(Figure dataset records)
========================================================================

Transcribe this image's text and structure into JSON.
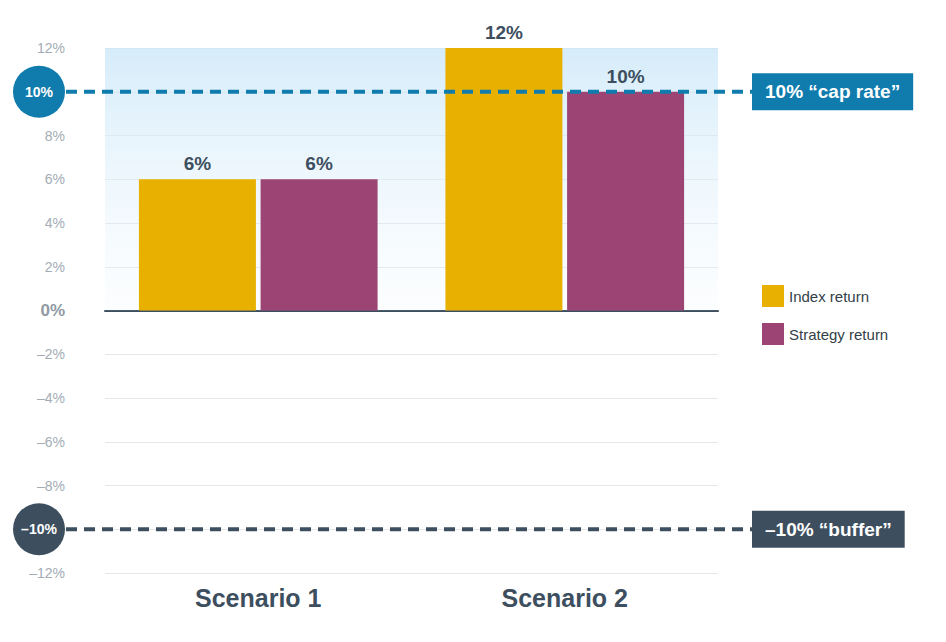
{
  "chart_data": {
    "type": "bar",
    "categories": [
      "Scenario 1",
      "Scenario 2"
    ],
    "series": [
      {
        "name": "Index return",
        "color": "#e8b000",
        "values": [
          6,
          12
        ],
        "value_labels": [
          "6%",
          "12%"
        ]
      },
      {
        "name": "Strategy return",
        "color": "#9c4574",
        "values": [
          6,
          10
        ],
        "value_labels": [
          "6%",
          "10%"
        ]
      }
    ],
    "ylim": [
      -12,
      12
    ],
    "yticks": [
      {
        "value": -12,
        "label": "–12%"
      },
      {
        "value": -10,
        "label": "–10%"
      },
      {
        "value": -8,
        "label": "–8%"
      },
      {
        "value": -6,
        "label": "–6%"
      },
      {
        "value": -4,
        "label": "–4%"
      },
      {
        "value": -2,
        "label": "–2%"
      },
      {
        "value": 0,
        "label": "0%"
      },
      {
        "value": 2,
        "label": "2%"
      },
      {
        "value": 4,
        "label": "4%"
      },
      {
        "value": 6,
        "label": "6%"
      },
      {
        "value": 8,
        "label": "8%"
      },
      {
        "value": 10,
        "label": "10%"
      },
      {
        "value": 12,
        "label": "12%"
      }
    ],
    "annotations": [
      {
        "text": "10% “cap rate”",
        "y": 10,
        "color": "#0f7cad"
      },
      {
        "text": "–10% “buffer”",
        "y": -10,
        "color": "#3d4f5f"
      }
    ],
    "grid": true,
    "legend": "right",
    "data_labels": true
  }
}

========================================================================

THE PROBLEM: Omit every picture, then reproduce the rest of the listing exactly.

THE OUTPUT:
Transcribe this image's text and structure into JSON.
{
  "chart_data": {
    "type": "bar",
    "categories": [
      "Scenario 1",
      "Scenario 2"
    ],
    "series": [
      {
        "name": "Index return",
        "color": "#e8b000",
        "values": [
          6,
          12
        ],
        "value_labels": [
          "6%",
          "12%"
        ]
      },
      {
        "name": "Strategy return",
        "color": "#9c4574",
        "values": [
          6,
          10
        ],
        "value_labels": [
          "6%",
          "10%"
        ]
      }
    ],
    "ylim": [
      -12,
      12
    ],
    "yticks": [
      {
        "value": -12,
        "label": "–12%"
      },
      {
        "value": -10,
        "label": "–10%"
      },
      {
        "value": -8,
        "label": "–8%"
      },
      {
        "value": -6,
        "label": "–6%"
      },
      {
        "value": -4,
        "label": "–4%"
      },
      {
        "value": -2,
        "label": "–2%"
      },
      {
        "value": 0,
        "label": "0%"
      },
      {
        "value": 2,
        "label": "2%"
      },
      {
        "value": 4,
        "label": "4%"
      },
      {
        "value": 6,
        "label": "6%"
      },
      {
        "value": 8,
        "label": "8%"
      },
      {
        "value": 10,
        "label": "10%"
      },
      {
        "value": 12,
        "label": "12%"
      }
    ],
    "annotations": [
      {
        "text": "10% “cap rate”",
        "y": 10,
        "color": "#0f7cad"
      },
      {
        "text": "–10% “buffer”",
        "y": -10,
        "color": "#3d4f5f"
      }
    ],
    "grid": true,
    "legend": "right",
    "data_labels": true
  }
}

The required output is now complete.